Gather up every line from the entries below that uses the word "text".
[Start Records supplied]
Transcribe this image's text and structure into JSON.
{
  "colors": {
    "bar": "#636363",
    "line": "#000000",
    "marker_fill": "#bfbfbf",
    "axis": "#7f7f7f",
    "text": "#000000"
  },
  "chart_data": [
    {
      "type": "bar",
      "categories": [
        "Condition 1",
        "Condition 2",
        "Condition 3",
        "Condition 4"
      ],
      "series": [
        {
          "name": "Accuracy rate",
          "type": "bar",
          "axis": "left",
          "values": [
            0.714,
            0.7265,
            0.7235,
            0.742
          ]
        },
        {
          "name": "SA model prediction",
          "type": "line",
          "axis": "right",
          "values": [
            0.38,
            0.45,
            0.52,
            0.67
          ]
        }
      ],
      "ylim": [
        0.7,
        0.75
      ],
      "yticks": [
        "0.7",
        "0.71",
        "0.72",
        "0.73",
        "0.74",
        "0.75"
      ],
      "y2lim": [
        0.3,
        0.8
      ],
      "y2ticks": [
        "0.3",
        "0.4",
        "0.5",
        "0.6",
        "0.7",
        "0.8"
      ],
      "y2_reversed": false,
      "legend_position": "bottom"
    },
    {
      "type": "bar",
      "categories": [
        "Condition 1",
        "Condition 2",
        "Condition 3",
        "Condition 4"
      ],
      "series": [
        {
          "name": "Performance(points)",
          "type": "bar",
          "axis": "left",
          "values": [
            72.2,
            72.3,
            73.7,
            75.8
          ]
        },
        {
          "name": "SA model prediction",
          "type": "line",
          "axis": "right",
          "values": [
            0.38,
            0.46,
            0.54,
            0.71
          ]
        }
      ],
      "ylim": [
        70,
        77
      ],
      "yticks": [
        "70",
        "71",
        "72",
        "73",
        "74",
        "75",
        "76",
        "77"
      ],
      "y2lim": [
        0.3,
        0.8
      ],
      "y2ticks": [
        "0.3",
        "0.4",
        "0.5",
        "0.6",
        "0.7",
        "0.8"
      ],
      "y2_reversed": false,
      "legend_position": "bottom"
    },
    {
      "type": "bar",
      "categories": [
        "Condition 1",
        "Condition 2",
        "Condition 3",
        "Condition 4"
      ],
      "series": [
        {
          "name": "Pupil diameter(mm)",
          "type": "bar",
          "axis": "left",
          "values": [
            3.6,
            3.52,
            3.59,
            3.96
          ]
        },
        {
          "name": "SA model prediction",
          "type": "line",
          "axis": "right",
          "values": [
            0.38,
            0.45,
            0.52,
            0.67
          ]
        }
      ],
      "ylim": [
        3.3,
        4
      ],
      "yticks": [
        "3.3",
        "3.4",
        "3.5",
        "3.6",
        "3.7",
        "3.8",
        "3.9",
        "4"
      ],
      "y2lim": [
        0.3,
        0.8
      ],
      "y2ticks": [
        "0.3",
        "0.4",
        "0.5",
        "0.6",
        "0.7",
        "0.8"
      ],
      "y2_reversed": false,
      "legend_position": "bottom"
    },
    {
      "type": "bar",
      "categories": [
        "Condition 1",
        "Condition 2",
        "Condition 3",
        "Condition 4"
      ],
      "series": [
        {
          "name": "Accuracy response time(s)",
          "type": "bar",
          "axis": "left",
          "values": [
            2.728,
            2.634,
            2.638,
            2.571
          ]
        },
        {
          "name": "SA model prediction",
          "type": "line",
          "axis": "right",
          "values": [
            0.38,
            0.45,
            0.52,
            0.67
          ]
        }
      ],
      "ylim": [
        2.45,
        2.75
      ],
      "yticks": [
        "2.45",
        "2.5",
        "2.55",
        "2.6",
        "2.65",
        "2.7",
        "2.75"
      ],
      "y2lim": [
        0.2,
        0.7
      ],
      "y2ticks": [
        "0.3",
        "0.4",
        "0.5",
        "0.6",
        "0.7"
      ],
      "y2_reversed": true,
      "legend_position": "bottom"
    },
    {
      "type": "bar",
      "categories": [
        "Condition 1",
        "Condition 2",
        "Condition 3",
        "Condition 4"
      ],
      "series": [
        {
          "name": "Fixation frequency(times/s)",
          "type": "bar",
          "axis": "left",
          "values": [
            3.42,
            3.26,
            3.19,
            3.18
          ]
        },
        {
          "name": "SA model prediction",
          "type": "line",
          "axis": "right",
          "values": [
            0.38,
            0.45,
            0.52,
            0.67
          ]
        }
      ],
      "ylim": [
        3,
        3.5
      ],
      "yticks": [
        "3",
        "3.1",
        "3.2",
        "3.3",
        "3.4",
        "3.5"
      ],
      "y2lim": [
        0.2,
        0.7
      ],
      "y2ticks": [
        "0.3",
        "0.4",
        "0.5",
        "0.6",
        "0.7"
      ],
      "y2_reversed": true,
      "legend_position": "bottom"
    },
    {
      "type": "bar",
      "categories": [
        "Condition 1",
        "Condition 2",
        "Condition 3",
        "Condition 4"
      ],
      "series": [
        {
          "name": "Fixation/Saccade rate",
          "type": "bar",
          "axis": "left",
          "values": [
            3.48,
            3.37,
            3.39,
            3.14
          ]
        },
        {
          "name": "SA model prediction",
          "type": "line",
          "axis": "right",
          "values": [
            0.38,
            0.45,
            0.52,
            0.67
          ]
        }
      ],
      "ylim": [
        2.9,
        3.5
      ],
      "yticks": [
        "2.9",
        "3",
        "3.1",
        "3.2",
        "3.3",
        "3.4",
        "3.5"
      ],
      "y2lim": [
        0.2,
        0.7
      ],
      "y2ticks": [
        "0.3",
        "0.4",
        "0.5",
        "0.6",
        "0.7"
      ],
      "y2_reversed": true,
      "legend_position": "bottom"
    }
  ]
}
[End Records supplied]
*Full response*
Transcribe this image's text and structure into JSON.
    "text": "#000000"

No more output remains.